┌─ Information shown

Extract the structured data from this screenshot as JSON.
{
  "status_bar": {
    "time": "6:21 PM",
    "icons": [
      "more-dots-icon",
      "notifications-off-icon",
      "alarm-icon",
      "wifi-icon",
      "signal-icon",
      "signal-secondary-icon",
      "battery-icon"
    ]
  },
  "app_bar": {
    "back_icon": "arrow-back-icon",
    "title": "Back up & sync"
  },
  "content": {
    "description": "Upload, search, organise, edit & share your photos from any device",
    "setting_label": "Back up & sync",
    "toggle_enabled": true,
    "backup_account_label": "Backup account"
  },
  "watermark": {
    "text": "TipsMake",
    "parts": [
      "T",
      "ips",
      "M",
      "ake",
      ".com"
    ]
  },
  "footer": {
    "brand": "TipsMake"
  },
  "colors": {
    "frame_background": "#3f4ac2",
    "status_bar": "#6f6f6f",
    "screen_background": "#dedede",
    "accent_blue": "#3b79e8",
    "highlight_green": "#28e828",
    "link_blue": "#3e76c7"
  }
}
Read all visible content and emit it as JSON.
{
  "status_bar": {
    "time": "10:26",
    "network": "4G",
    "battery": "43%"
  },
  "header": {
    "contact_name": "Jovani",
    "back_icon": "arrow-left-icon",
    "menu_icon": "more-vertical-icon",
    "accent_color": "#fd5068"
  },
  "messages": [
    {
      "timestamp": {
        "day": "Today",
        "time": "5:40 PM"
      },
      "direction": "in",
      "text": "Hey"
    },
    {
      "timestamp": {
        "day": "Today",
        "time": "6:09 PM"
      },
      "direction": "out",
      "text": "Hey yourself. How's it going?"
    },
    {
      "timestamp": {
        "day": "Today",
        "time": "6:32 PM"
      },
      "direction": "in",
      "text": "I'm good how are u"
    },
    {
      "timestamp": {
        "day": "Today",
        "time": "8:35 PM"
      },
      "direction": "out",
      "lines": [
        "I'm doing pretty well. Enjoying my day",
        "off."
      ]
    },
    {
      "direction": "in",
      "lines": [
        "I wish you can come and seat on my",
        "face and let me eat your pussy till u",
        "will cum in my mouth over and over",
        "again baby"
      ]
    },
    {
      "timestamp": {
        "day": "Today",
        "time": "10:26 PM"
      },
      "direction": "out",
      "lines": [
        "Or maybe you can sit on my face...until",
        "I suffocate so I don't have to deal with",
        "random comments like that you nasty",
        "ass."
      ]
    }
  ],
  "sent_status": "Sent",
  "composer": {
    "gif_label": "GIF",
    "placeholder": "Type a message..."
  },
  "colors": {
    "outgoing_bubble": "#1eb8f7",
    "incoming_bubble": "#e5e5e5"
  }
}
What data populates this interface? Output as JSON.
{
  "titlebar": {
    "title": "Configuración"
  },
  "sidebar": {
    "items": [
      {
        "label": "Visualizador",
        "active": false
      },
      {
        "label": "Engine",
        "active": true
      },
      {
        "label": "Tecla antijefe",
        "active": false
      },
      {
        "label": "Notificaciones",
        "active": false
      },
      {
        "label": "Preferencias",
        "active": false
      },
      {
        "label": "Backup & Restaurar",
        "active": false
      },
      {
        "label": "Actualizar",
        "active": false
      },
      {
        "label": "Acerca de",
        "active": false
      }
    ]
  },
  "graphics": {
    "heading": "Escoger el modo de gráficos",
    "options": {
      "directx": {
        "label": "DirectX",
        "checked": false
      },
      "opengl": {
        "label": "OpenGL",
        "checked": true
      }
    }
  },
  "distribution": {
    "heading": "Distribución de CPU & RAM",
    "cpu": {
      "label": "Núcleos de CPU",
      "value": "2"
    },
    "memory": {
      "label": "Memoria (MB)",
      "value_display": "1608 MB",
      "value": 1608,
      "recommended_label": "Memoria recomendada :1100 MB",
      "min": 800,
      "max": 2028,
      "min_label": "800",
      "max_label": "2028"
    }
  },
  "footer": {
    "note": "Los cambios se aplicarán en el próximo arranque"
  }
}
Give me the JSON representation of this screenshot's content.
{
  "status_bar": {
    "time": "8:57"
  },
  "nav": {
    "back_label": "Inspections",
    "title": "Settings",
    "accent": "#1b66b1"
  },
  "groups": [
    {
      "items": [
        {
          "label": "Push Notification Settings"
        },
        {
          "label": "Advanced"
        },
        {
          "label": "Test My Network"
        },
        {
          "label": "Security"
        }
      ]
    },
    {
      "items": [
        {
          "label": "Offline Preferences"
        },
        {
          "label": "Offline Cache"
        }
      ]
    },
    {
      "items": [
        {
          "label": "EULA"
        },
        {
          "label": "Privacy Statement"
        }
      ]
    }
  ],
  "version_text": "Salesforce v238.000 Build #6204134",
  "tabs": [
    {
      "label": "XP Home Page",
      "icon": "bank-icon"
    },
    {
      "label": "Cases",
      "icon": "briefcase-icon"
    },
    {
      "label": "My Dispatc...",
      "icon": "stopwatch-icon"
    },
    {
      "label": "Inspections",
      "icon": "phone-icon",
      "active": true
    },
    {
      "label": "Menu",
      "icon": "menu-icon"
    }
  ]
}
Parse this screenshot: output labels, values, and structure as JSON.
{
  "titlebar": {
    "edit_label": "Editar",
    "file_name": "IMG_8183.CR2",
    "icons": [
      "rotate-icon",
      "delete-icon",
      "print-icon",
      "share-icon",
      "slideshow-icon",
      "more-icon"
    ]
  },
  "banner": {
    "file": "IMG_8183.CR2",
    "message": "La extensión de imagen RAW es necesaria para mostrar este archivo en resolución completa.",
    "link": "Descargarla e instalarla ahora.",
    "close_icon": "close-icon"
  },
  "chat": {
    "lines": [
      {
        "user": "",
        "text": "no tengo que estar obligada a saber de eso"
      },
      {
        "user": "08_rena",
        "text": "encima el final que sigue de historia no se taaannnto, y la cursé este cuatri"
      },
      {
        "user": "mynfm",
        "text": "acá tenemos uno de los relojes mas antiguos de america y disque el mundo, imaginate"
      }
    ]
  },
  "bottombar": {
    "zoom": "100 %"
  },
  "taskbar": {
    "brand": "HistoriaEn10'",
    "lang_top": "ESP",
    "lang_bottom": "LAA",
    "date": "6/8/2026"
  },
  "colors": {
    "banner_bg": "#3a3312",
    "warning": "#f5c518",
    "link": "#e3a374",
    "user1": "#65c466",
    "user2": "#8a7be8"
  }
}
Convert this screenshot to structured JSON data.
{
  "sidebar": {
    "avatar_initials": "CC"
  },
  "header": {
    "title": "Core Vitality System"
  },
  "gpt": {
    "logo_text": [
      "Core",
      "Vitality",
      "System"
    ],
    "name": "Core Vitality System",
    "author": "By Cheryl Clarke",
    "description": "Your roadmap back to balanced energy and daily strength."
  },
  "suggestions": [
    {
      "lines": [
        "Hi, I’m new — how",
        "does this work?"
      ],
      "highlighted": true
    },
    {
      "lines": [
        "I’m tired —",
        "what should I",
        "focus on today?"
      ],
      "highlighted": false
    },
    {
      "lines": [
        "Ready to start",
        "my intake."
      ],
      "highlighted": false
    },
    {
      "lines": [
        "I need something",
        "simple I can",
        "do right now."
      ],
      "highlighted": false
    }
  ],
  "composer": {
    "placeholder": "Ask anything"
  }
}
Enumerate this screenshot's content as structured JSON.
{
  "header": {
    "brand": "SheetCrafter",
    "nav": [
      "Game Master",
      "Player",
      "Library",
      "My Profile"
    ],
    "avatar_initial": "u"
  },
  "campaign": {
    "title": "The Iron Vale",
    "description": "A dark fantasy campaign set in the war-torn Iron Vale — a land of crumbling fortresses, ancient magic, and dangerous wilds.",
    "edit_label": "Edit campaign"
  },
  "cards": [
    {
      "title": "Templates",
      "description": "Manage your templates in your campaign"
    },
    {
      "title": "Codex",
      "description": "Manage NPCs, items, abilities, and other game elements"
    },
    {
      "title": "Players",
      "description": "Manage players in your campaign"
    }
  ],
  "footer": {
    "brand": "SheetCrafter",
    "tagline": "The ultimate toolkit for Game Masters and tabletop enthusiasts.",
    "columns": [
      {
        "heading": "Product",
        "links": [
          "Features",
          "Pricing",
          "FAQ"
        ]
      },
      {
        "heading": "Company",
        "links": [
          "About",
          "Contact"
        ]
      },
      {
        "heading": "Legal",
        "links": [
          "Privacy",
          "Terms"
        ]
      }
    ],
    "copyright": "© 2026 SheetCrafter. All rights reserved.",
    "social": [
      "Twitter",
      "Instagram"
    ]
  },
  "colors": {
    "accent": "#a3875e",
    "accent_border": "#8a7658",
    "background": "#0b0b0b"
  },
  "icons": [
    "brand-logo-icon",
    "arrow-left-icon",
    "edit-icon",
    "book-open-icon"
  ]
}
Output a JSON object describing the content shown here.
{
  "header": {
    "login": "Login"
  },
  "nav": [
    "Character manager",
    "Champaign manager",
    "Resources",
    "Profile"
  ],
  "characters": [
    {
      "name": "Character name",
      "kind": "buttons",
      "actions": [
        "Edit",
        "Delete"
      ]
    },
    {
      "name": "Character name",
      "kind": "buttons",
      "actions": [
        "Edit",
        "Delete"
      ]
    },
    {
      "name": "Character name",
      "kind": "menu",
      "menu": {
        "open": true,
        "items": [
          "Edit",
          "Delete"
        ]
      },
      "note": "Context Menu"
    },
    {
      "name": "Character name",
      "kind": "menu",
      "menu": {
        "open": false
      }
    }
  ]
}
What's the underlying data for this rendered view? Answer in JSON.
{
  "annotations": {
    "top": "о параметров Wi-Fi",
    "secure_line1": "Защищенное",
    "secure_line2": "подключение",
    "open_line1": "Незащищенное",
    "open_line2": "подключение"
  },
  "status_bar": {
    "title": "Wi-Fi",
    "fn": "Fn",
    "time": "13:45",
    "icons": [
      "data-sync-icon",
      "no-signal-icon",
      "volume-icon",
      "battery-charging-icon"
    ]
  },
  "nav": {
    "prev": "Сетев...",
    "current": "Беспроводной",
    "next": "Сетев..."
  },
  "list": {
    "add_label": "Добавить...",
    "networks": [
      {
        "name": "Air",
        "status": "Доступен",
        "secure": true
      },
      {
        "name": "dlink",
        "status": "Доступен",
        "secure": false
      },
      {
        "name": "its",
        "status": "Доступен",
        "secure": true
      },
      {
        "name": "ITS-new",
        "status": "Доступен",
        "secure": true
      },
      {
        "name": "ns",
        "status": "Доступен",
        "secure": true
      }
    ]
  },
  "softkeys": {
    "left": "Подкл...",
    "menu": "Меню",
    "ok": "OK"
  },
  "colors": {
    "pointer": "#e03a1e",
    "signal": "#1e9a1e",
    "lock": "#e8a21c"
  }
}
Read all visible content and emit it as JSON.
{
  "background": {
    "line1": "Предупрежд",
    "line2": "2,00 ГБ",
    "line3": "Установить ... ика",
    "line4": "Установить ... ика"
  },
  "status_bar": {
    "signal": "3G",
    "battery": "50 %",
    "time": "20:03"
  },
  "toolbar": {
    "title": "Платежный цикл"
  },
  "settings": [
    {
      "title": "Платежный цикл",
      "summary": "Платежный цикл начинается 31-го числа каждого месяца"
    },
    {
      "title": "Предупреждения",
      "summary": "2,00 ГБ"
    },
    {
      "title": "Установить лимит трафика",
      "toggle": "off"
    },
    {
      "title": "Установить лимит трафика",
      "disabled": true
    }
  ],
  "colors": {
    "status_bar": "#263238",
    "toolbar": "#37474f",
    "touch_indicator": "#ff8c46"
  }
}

└─

- [Task details]: Select and copy each line from the data that includes the word "цикл".

- [Written response]:
    "title": "Платежный цикл"
      "title": "Платежный цикл",
      "summary": "Платежный цикл начинается 31-го числа каждого месяца"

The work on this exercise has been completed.